**TO DO:** Give the material below as a Markdown table with the columns Row and Material line. Begin at the line that contains "point-subservient [534, 326, 549, 341]", stop after the line that contains "point-preenlarging [708, 316, 726, 334]", number each line, and leave out any blank lines.

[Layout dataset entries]
□ □ □

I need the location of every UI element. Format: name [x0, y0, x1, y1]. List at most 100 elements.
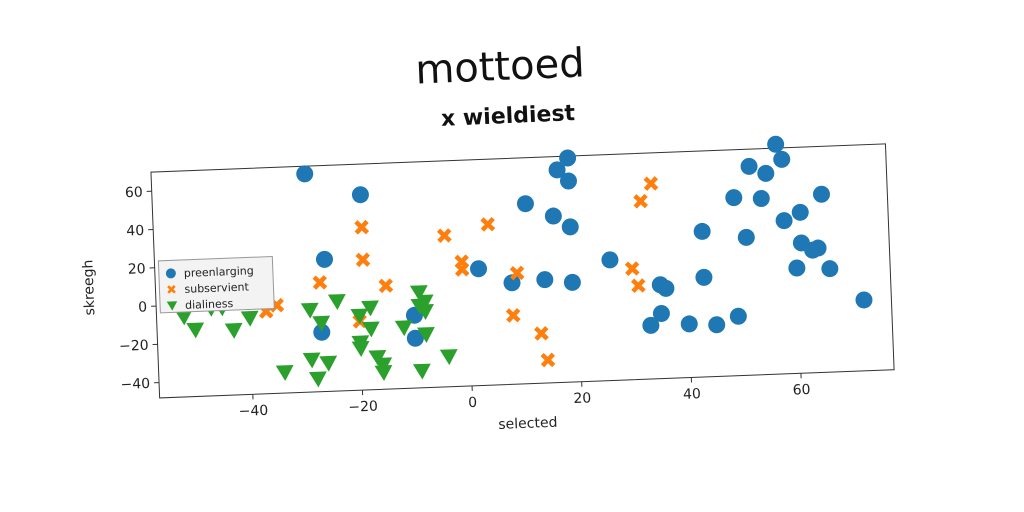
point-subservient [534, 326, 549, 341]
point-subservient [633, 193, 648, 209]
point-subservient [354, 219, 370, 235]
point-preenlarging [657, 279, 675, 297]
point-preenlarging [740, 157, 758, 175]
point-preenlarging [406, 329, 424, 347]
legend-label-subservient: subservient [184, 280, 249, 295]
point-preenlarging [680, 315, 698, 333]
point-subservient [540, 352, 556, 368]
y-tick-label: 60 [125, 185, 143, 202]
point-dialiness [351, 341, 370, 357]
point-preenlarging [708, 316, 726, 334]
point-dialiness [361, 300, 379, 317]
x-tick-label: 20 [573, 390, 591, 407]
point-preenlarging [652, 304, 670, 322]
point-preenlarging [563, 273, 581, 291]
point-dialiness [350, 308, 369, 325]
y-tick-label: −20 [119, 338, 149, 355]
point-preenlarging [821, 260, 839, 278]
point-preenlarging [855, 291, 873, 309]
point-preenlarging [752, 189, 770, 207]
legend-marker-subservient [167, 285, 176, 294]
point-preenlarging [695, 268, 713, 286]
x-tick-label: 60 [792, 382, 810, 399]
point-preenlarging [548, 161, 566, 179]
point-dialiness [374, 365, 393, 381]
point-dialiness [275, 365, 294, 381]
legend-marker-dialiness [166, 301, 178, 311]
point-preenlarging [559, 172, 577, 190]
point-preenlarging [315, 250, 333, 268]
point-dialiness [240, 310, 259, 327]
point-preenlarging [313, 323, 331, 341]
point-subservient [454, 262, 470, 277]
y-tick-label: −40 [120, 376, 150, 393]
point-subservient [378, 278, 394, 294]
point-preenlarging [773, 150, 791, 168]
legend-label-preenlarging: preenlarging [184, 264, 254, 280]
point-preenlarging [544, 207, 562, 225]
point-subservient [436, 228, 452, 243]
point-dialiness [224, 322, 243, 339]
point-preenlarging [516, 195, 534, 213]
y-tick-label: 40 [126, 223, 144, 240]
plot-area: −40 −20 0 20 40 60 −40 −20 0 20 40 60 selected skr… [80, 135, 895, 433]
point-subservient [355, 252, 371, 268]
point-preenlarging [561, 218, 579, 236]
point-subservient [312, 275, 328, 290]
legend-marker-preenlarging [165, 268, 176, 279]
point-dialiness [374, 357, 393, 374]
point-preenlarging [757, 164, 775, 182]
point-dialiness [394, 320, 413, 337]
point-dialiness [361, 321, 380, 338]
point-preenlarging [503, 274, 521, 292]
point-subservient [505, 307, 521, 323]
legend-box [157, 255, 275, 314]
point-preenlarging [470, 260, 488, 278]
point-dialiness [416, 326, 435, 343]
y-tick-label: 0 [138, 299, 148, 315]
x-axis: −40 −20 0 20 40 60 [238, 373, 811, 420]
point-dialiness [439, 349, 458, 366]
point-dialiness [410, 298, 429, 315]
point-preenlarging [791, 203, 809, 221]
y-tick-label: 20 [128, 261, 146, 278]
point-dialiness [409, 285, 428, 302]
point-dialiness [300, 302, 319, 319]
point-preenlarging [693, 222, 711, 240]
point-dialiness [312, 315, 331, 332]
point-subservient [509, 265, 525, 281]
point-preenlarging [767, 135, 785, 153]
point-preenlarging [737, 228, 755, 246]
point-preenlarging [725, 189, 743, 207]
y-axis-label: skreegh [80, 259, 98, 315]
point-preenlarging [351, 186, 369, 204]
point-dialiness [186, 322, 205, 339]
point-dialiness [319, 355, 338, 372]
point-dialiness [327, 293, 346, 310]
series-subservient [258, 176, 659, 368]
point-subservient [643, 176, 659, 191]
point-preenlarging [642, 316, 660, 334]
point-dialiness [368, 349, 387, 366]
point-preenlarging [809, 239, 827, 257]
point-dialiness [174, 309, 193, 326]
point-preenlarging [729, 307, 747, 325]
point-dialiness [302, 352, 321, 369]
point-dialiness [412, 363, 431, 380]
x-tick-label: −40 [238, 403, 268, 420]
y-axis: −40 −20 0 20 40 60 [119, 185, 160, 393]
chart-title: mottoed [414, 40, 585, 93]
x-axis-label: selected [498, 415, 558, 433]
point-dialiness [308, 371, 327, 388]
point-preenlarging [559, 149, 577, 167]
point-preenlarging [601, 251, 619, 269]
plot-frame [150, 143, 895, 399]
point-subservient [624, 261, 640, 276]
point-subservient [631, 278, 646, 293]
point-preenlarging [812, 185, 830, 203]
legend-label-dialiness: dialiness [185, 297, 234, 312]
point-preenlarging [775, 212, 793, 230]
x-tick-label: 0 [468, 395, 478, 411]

□ □ □

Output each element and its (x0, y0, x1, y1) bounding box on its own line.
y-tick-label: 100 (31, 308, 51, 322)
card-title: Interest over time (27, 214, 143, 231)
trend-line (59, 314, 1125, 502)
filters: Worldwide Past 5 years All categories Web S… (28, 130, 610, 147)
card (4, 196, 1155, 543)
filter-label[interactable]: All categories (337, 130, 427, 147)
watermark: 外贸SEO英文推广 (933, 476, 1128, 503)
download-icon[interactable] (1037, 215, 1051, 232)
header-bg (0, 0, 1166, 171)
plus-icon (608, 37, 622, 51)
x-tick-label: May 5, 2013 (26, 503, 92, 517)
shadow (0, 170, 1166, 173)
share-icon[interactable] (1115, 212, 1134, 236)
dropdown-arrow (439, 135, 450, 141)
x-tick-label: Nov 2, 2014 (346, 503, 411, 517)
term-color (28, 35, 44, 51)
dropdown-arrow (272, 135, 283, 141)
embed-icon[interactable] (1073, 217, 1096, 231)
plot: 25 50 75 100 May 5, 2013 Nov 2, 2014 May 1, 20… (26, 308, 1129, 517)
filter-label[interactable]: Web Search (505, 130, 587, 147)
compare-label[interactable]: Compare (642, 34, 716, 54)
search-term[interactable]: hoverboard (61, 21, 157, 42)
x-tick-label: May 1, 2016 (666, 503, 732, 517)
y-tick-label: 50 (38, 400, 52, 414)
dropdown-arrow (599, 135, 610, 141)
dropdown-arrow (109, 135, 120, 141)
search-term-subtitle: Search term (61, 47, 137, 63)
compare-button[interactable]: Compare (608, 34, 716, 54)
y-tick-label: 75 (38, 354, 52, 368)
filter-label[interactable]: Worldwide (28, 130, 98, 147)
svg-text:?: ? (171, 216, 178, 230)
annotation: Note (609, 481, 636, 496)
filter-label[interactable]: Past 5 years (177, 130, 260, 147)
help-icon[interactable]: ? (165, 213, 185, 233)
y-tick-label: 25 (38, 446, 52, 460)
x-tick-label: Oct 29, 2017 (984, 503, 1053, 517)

□ □ □

**FULL SOLUTION:**
| Row | Material line |
|---|---|
| 1 | point-subservient [534, 326, 549, 341] |
| 2 | point-subservient [633, 193, 648, 209] |
| 3 | point-subservient [354, 219, 370, 235] |
| 4 | point-preenlarging [657, 279, 675, 297] |
| 5 | point-preenlarging [740, 157, 758, 175] |
| 6 | point-preenlarging [406, 329, 424, 347] |
| 7 | legend-label-subservient: subservient [184, 280, 249, 295] |
| 8 | point-preenlarging [680, 315, 698, 333] |
| 9 | point-subservient [540, 352, 556, 368] |
| 10 | y-tick-label: 60 [125, 185, 143, 202] |
| 11 | point-dialiness [351, 341, 370, 357] |
| 12 | point-preenlarging [708, 316, 726, 334] |